Work instructions —
Go through the data and copy every line exactly, but not the images.

(Dataset excerpts)
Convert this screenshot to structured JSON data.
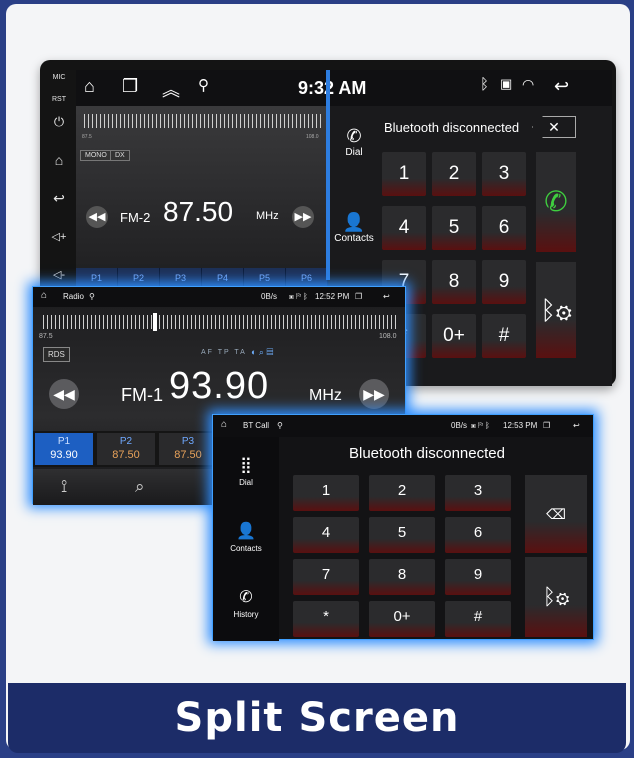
{
  "banner": {
    "title": "Split Screen"
  },
  "back_device": {
    "hard_keys": [
      "MIC",
      "RST",
      "⏻",
      "⌂",
      "↩",
      "◁+",
      "◁-"
    ],
    "status": {
      "time": "9:32 AM"
    },
    "radio": {
      "tags": [
        "MONO",
        "DX"
      ],
      "band": "FM-2",
      "frequency": "87.50",
      "unit": "MHz",
      "scale_min": "87.5",
      "scale_max": "108.0",
      "presets": [
        "P1",
        "P2",
        "P3",
        "P4",
        "P5",
        "P6"
      ]
    },
    "dialer": {
      "tabs": [
        "Dial",
        "Contacts"
      ],
      "message": "Bluetooth disconnected",
      "keys": [
        "1",
        "2",
        "3",
        "4",
        "5",
        "6",
        "7",
        "8",
        "9",
        "*",
        "0+",
        "#"
      ]
    }
  },
  "radio_window": {
    "status": {
      "app": "Radio",
      "net": "0B/s",
      "time": "12:52 PM"
    },
    "scale_min": "87.5",
    "scale_max": "108.0",
    "rds": "RDS",
    "flags": "AF TP TA",
    "band": "FM-1",
    "frequency": "93.90",
    "unit": "MHz",
    "tuning_fraction": 0.31,
    "presets": [
      {
        "name": "P1",
        "freq": "93.90",
        "active": true
      },
      {
        "name": "P2",
        "freq": "87.50",
        "active": false
      },
      {
        "name": "P3",
        "freq": "87.50",
        "active": false
      }
    ]
  },
  "call_window": {
    "status": {
      "app": "BT Call",
      "net": "0B/s",
      "time": "12:53 PM"
    },
    "tabs": [
      "Dial",
      "Contacts",
      "History"
    ],
    "message": "Bluetooth disconnected",
    "keys": [
      "1",
      "2",
      "3",
      "4",
      "5",
      "6",
      "7",
      "8",
      "9",
      "*",
      "0+",
      "#"
    ]
  },
  "colors": {
    "accent_glow": "#2f8fff",
    "banner_bg": "#1c2c68",
    "preset_freq": "#e8a25a"
  }
}
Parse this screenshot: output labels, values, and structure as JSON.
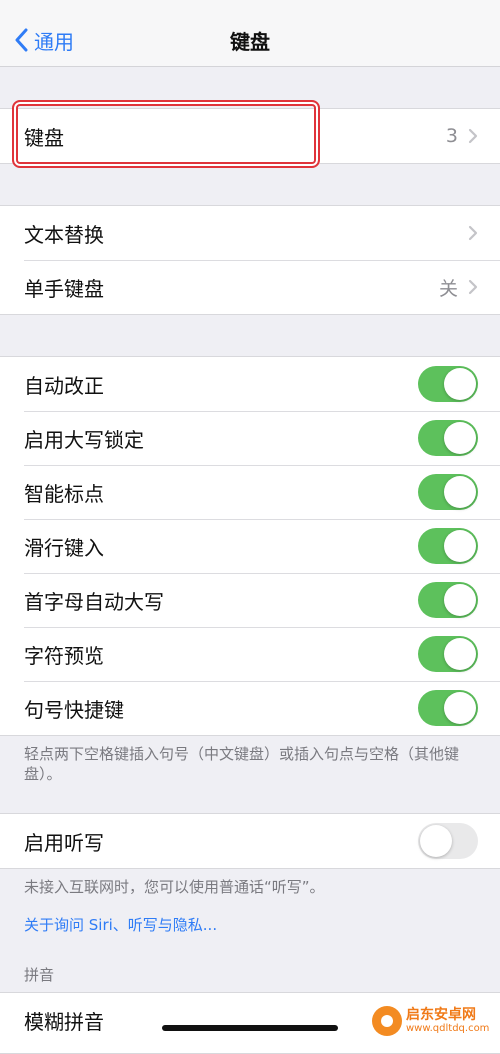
{
  "nav": {
    "back_label": "通用",
    "title": "键盘"
  },
  "group1": {
    "keyboards_label": "键盘",
    "keyboards_value": "3"
  },
  "group2": {
    "text_replacement_label": "文本替换",
    "one_hand_label": "单手键盘",
    "one_hand_value": "关"
  },
  "group3": {
    "items": [
      {
        "label": "自动改正",
        "on": true
      },
      {
        "label": "启用大写锁定",
        "on": true
      },
      {
        "label": "智能标点",
        "on": true
      },
      {
        "label": "滑行键入",
        "on": true
      },
      {
        "label": "首字母自动大写",
        "on": true
      },
      {
        "label": "字符预览",
        "on": true
      },
      {
        "label": "句号快捷键",
        "on": true
      }
    ],
    "note": "轻点两下空格键插入句号（中文键盘）或插入句点与空格（其他键盘）。"
  },
  "dictation": {
    "label": "启用听写",
    "on": false,
    "note": "未接入互联网时，您可以使用普通话“听写”。",
    "link": "关于询问 Siri、听写与隐私..."
  },
  "pinyin": {
    "header": "拼音",
    "fuzzy_label": "模糊拼音"
  },
  "watermark": {
    "main": "启东安卓网",
    "sub": "www.qdltdq.com"
  },
  "colors": {
    "accent": "#2f7cf6",
    "toggle_on": "#5dc15c",
    "highlight": "#e0343a"
  }
}
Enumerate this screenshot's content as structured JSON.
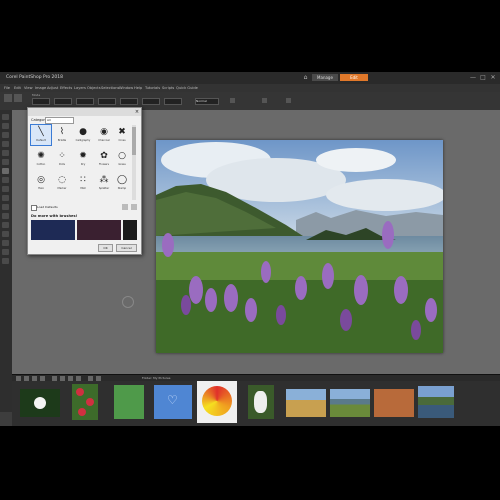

Right answer —
Convert this screenshot to structured JSON data.
{
  "banner": {
    "title": "Split Screen"
  },
  "back_device": {
    "hard_keys": [
      "MIC",
      "RST",
      "⏻",
      "⌂",
      "↩",
      "◁+",
      "◁-"
    ],
    "status": {
      "time": "9:32 AM"
    },
    "radio": {
      "tags": [
        "MONO",
        "DX"
      ],
      "band": "FM-2",
      "frequency": "87.50",
      "unit": "MHz",
      "scale_min": "87.5",
      "scale_max": "108.0",
      "presets": [
        "P1",
        "P2",
        "P3",
        "P4",
        "P5",
        "P6"
      ]
    },
    "dialer": {
      "tabs": [
        "Dial",
        "Contacts"
      ],
      "message": "Bluetooth disconnected",
      "keys": [
        "1",
        "2",
        "3",
        "4",
        "5",
        "6",
        "7",
        "8",
        "9",
        "*",
        "0+",
        "#"
      ]
    }
  },
  "radio_window": {
    "status": {
      "app": "Radio",
      "net": "0B/s",
      "time": "12:52 PM"
    },
    "scale_min": "87.5",
    "scale_max": "108.0",
    "rds": "RDS",
    "flags": "AF TP TA",
    "band": "FM-1",
    "frequency": "93.90",
    "unit": "MHz",
    "tuning_fraction": 0.31,
    "presets": [
      {
        "name": "P1",
        "freq": "93.90",
        "active": true
      },
      {
        "name": "P2",
        "freq": "87.50",
        "active": false
      },
      {
        "name": "P3",
        "freq": "87.50",
        "active": false
      }
    ]
  },
  "call_window": {
    "status": {
      "app": "BT Call",
      "net": "0B/s",
      "time": "12:53 PM"
    },
    "tabs": [
      "Dial",
      "Contacts",
      "History"
    ],
    "message": "Bluetooth disconnected",
    "keys": [
      "1",
      "2",
      "3",
      "4",
      "5",
      "6",
      "7",
      "8",
      "9",
      "*",
      "0+",
      "#"
    ]
  },
  "colors": {
    "accent_glow": "#2f8fff",
    "banner_bg": "#1c2c68",
    "preset_freq": "#e8a25a"
  }
}
Parse this screenshot: output labels, values, and structure as JSON.
{
  "nav": {
    "back_label": "通用",
    "title": "键盘"
  },
  "group1": {
    "keyboards_label": "键盘",
    "keyboards_value": "3"
  },
  "group2": {
    "text_replacement_label": "文本替换",
    "one_hand_label": "单手键盘",
    "one_hand_value": "关"
  },
  "group3": {
    "items": [
      {
        "label": "自动改正",
        "on": true
      },
      {
        "label": "启用大写锁定",
        "on": true
      },
      {
        "label": "智能标点",
        "on": true
      },
      {
        "label": "滑行键入",
        "on": true
      },
      {
        "label": "首字母自动大写",
        "on": true
      },
      {
        "label": "字符预览",
        "on": true
      },
      {
        "label": "句号快捷键",
        "on": true
      }
    ],
    "note": "轻点两下空格键插入句号（中文键盘）或插入句点与空格（其他键盘）。"
  },
  "dictation": {
    "label": "启用听写",
    "on": false,
    "note": "未接入互联网时，您可以使用普通话“听写”。",
    "link": "关于询问 Siri、听写与隐私..."
  },
  "pinyin": {
    "header": "拼音",
    "fuzzy_label": "模糊拼音"
  },
  "watermark": {
    "main": "启东安卓网",
    "sub": "www.qdltdq.com"
  },
  "colors": {
    "accent": "#2f7cf6",
    "toggle_on": "#5dc15c",
    "highlight": "#e0343a"
  }
}
Enumerate this screenshot's content as structured JSON.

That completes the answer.